Audyt, Kontrola, Zarządzanie Ryzykiem

Obowiązująca od 1 stycznia 2010 Ustawa o finansach publicznych wymienia wśród celów kontroli zarządczej w Jednostkach Sektora Finansów Publicznych m.in. zapewnienie zarządzania ryzykiem, zobowiązując jednocześnie Ministra Finansów do ogłoszenia standardów kontroli zarządczej dla sektora finansów publicznych, zgodnych z standardami międzynarodowymi.

Konieczne staje się w tej sytuacji, określenie wzajemnych relacji pomiędzy audytem wewnętrznym, a kontrolą zarządczą, ze szczególnym uwzględnieniem zarządzania ryzykiem, gdyż wszystkie trzy dziedziny funkcjonują w organizacjach, w lepiej lub gorzej określonych ramach, ale na pewno nie w sposób odseparowany – zgodnie z Ustawą o finansach publicznych, zadaniem audytu wewnętrznego jest ocena kontroli zarządczej.

Przedmiotem  działania tak kontroli zarządczej jak i audytu wewnętrznego czy kontroli wewnętrznej jest prawidłowość działania organizacji. Cechą wspólną – pozyskiwanie informacji i wytwarzanie rezultatów. Wymóg rozpatrywania wszystkich informacji istotnych z punktu widzenia jednej dziedziny zmusza do brania pod uwagę rezultatów działania dziedziny drugiej. Trudno sobie wyobrazić, by zarządzanie ryzykiem mogło ignorować rezultaty audytu czy kontroli dotyczące prawidłowości działania w określonym obszarze funkcjonowania organizacji.

+---+

■ Treść zadania 1:
Proszę określić, czy poniższe stwierdzenia są zgodne z tekstem o audycie, kontroli zarządczej i zarządzaniu ryzykiem. Każdą odpowiedź (tak lub nie) należy poprzeć rozstrzygającymi słowami tekstu, przytoczonymi dosłownie.
(a) Ustawa o finansach publicznych obowiązuje od 1 stycznia 2010 roku.
(b) Audyt wewnętrzny, kontrola zarządcza i zarządzanie ryzykiem funkcjonują w organizacjach w sposób odseparowany.
(c) Zgodnie z Ustawą o finansach publicznych zadaniem kontroli zarządczej jest ocena audytu wewnętrznego.
■ Treść zadania 2: Proszę kontynuować tekst o audycie, kontroli zarządczej i zarządzaniu ryzykiem od miejsca, w którym się kończy.

■ Przedstawiony materiał:
+---+

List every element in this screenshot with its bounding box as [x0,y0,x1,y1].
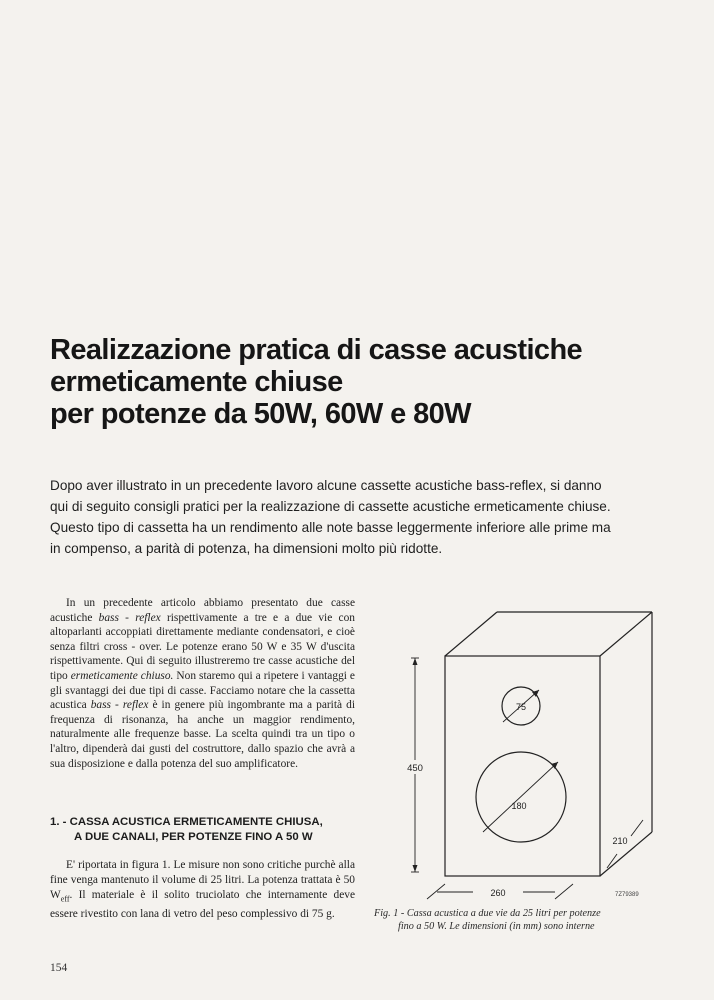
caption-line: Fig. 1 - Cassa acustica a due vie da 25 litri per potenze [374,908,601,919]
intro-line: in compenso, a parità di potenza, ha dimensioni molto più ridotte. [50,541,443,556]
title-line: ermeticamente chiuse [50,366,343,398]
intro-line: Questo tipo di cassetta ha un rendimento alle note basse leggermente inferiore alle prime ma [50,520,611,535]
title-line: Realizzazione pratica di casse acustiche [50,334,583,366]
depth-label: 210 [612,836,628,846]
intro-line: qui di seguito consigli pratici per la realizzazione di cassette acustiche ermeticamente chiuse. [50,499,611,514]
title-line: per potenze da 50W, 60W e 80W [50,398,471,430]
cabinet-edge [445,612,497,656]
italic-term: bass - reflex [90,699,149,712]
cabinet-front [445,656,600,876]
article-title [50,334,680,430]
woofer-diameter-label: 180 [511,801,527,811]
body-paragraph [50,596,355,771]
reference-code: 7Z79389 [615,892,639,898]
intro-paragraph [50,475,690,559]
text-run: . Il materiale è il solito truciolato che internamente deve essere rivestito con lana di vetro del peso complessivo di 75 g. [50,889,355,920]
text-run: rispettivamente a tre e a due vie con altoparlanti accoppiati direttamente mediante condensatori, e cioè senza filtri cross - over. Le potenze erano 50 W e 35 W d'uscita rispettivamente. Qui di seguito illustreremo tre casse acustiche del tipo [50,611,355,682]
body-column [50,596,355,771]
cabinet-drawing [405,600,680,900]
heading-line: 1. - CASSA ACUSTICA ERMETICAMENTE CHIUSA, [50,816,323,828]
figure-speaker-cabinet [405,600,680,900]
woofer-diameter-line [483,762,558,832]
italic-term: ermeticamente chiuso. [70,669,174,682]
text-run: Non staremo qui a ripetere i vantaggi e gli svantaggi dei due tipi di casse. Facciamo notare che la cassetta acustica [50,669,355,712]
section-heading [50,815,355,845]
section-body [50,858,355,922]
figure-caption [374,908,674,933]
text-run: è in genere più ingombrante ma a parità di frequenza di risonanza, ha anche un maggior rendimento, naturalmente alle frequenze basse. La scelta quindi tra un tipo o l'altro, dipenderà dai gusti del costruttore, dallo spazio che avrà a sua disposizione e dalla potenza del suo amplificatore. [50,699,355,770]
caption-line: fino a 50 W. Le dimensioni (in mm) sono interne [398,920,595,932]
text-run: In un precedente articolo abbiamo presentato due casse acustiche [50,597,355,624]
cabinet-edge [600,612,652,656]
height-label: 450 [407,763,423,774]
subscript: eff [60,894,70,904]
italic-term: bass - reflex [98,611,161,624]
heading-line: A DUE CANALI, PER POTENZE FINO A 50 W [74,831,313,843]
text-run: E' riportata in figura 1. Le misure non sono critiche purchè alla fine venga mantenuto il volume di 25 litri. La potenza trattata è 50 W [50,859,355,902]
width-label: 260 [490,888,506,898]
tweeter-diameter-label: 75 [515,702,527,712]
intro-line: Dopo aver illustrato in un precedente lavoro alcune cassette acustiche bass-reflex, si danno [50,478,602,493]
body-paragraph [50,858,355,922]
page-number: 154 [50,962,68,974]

+---+

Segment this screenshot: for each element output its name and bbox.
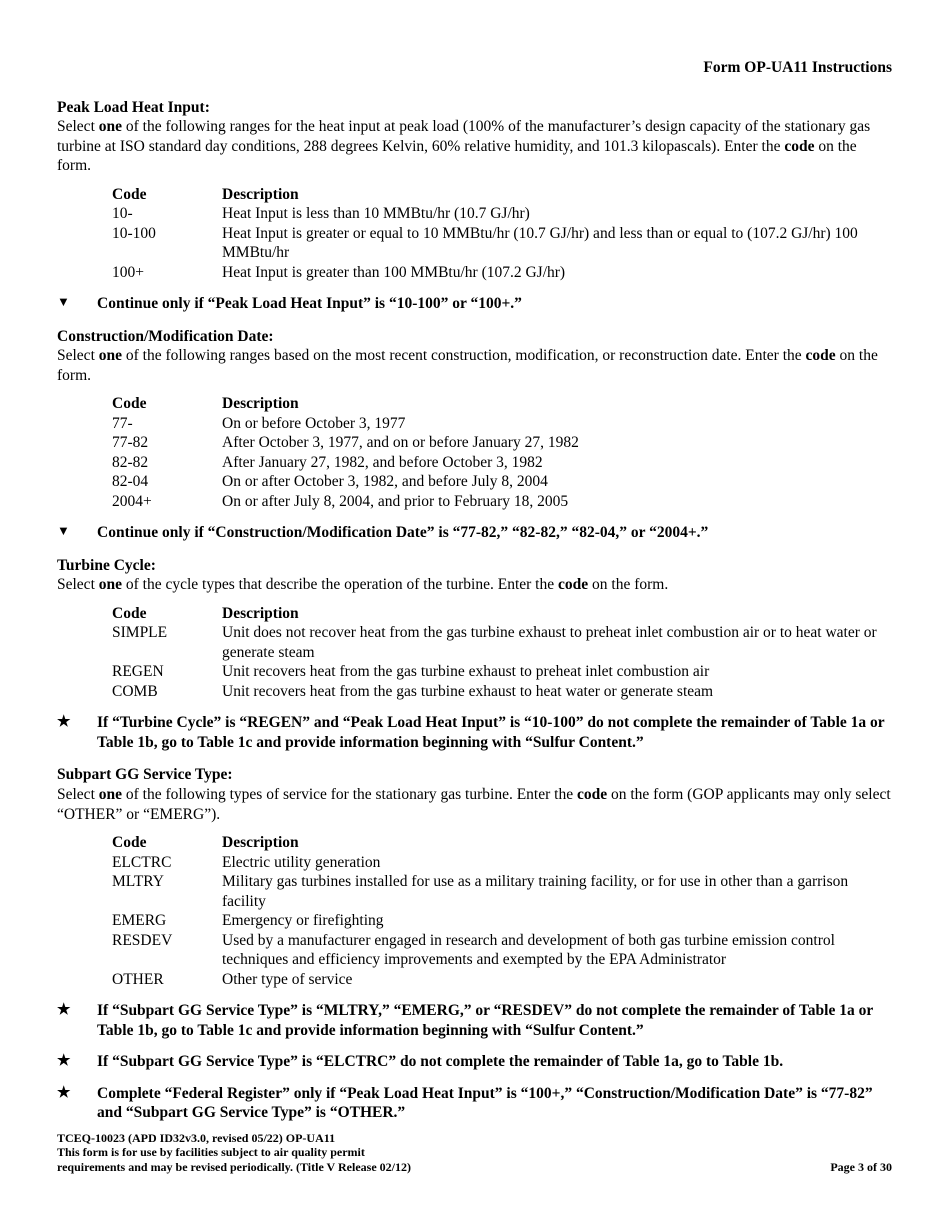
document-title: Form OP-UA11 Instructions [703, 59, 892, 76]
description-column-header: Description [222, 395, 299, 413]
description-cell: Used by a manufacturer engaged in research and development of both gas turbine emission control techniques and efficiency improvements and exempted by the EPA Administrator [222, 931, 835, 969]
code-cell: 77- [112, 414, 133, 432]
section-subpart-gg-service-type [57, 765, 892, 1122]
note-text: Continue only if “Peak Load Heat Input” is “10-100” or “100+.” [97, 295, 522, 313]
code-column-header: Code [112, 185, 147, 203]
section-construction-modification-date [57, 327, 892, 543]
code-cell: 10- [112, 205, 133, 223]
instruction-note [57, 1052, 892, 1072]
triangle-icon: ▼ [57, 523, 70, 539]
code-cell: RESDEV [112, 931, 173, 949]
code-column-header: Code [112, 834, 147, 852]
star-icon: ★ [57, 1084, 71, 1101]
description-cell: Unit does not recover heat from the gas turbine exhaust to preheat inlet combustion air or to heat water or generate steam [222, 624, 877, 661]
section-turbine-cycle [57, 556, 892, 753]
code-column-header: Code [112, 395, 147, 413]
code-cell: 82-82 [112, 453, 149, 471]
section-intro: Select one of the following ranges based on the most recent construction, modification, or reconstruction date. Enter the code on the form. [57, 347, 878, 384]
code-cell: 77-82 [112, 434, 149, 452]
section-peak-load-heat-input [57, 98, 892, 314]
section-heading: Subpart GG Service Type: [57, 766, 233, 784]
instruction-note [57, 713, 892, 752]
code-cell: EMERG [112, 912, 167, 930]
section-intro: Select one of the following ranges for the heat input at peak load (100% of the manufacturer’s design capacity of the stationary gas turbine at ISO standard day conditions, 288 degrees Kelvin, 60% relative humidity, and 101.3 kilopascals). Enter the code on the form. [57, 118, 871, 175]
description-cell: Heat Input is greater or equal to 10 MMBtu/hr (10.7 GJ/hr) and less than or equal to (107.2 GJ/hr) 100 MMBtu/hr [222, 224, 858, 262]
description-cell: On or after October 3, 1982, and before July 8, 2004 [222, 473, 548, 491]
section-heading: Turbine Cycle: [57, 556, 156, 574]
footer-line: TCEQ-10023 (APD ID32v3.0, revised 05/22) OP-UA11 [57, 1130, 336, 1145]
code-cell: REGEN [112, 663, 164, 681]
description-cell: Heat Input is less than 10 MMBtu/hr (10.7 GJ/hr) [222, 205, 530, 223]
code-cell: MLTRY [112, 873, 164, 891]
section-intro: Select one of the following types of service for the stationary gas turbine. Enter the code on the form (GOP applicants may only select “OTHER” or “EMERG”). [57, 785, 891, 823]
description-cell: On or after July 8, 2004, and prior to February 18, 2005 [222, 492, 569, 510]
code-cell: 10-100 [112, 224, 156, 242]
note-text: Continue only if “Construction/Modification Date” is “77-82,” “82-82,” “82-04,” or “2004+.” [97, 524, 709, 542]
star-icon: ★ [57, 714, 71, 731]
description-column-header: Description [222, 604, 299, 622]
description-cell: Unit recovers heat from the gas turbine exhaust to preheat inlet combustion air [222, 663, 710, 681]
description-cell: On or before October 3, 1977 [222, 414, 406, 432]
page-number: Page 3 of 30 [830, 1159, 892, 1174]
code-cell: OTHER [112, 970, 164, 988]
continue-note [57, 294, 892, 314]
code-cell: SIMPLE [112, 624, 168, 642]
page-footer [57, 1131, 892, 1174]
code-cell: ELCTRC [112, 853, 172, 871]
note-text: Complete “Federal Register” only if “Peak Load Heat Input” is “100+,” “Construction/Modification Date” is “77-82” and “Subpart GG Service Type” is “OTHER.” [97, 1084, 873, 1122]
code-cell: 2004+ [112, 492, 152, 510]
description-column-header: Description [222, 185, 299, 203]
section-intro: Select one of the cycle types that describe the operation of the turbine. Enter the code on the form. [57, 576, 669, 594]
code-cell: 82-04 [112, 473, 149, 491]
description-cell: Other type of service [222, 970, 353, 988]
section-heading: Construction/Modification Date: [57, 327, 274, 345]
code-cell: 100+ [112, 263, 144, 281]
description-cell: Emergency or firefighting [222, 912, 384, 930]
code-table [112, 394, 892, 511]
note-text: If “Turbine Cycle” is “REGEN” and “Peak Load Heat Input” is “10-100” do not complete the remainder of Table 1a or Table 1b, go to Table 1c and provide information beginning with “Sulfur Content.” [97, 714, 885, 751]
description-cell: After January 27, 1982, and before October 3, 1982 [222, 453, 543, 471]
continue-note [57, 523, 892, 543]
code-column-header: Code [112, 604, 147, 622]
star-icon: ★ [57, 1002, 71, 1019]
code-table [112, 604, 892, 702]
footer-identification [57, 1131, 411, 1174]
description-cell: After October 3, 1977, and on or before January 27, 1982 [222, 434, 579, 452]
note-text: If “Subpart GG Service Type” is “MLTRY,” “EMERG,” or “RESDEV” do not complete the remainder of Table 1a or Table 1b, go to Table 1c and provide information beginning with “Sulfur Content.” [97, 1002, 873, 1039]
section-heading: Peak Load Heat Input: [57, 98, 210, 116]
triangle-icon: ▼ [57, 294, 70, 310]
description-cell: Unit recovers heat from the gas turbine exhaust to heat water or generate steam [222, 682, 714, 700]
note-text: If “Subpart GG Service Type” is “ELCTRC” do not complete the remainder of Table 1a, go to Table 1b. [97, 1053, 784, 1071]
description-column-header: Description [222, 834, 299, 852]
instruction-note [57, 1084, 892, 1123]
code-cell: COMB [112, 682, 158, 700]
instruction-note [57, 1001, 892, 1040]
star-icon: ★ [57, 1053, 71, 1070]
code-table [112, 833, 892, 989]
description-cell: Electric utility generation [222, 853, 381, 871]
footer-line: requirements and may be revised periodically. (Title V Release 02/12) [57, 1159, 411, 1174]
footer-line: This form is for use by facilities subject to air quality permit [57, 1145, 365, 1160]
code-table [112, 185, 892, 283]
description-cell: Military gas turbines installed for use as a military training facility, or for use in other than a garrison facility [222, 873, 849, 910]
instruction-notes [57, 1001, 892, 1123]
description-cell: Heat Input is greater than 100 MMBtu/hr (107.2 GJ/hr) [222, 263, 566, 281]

+---+

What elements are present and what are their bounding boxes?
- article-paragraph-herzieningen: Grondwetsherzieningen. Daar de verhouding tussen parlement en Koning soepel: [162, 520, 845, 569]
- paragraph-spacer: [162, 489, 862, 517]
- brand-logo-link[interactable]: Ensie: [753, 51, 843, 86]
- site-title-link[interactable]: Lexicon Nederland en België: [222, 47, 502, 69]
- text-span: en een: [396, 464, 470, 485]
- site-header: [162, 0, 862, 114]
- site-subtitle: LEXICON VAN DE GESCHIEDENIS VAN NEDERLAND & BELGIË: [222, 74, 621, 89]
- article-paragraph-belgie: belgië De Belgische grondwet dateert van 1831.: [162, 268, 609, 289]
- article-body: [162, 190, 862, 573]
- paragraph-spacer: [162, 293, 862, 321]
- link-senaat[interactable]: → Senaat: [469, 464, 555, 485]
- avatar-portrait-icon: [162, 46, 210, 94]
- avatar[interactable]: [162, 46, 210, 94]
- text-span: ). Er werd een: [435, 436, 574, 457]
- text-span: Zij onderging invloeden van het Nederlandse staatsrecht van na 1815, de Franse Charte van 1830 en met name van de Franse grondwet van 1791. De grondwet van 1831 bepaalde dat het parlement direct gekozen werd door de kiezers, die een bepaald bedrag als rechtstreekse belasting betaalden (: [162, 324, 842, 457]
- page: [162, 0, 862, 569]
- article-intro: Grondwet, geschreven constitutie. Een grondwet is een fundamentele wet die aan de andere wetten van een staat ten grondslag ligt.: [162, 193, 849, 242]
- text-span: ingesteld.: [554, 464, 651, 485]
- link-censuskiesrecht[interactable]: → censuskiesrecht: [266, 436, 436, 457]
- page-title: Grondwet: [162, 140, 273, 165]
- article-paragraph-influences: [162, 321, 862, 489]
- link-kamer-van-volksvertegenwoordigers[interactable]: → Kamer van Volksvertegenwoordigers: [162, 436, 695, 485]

+---+

■ Wynik ćwiczenia 1:
(a) Tak: „Obowiązująca od 1 stycznia 2010 Ustawa o finansach publicznych”.
(b) Nie: „ale na pewno nie w sposób odseparowany”.
(c) Nie: „zadaniem audytu wewnętrznego jest ocena kontroli zarządczej”.

■ Wynik ćwiczenia 2:
Z drugiej strony sensowne jest założenie, że zarządzanie ryzykiem w JSFP dążyć będzie do oparcia się na faktycznych wartościach ryzyka oraz modelach odpowiadających faktycznym (funkcjonującym w realnym świecie) mechanizmom rządzącym zdarzeniami i działaniami (źródłami ryzyka) oraz ich skutkami.

 

Przyjęcie tego założenia wprost prowadzi do sformułowania trzech podstawowych zagadnień dotyczących pozyskiwania informacji wejściowych dla systemu zarządzania ryzykiem:

  • Identyfikacji ryzyk w organizacji (m.in. ich źródeł, miejsc realizowania się i skutków).
  • Sposobów określania faktycznych wartości ryzyka w poszczególnych obszarach działania organizacji.
  • Identyfikowania i interpretowania faktycznych mechanizmów rządzących poszczególnymi ryzykami.

 

Celowe jest dokonanie przeglądu warunków i sposobów użycia metod i rezultatów działań audytu wewnętrznego i kontroli wewnętrznej pod kątem przydatności dla zarządzania ryzkiem w tym zakresie.

 

 Należy udzielić odpowiedzi na m.in. następujące pytania:

  • Które informacje wytwarzane podczas audytu (kontroli) mogą zostać użyte jako informacje wejściowe dla systemu zarządzania ryzykiem?
  • Jaka ich postać (treść i forma) jest dla tego celu użyteczna?
  • Jakie są dozwolone (uzasadnione) sposoby ich użycia (interpretacji)?

 

Ogłoszony Dzienniku Urzędowym Ministra Finansów 30 grudnia 2009 r. (Nr 15, poz. 84) Komunikat Ministra Finansów nr 23 z dnia 16 grudnia 2009 r. w sprawie standardów kontroli zarządczej dla sektora finansów publicznych w rozdziale „II. Standardy kontroli zarządczej”, grupie „B. Cele i zarządzanie ryzykiem” precyzuje trzy punkty wyznaczające obszar tego opracowania:

7. Identyfikacja ryzyka

Nie rzadziej niż raz w roku należy dokonać identyfikacji ryzyka w odniesieniu do celów i zadań.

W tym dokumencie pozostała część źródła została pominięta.